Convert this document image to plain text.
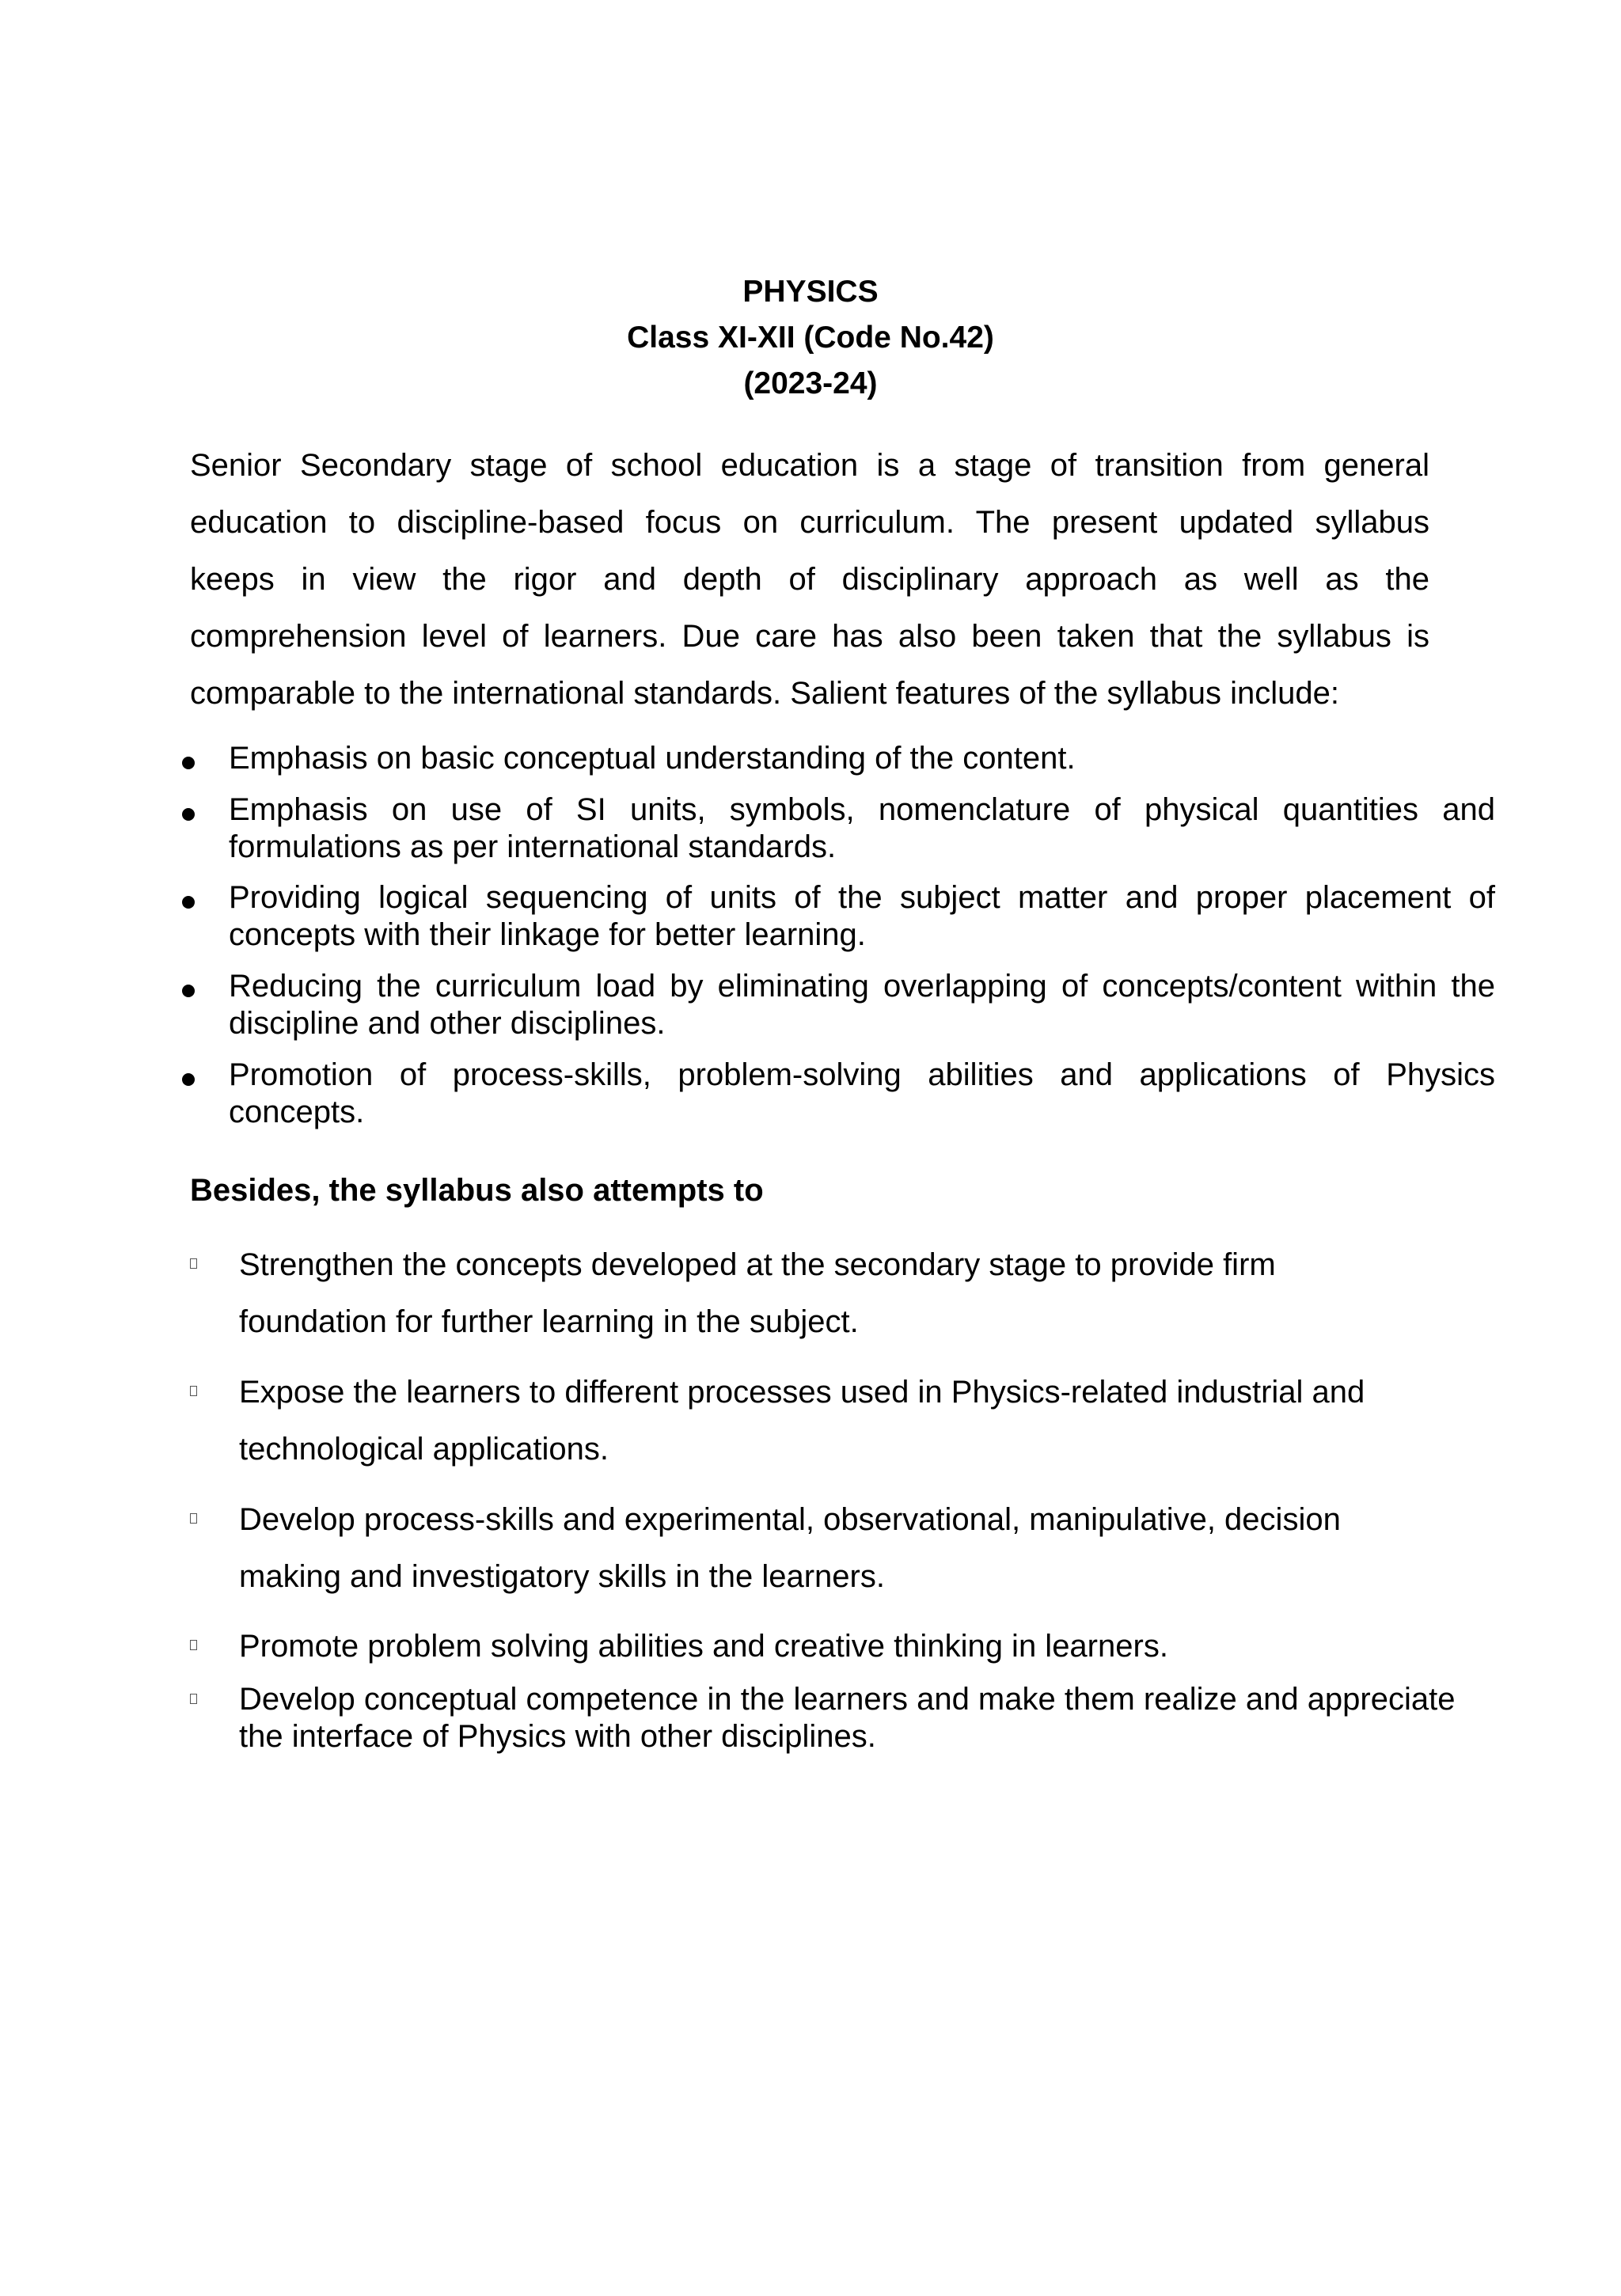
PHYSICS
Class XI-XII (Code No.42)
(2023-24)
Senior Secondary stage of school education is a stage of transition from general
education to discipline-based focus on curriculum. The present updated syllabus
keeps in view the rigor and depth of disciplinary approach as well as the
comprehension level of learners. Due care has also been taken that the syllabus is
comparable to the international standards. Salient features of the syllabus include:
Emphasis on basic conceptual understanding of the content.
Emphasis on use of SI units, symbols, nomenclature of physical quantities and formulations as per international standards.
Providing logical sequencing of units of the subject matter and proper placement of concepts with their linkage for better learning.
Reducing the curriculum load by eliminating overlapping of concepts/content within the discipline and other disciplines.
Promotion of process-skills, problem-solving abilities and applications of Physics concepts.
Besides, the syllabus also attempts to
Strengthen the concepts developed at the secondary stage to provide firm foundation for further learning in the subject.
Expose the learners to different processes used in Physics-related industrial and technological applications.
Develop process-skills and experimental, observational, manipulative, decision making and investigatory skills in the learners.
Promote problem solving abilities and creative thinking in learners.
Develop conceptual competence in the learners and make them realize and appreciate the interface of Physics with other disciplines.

THE REQUEST:
Respond with the number of lines containing "problem" and no additional words.

REPLY:
2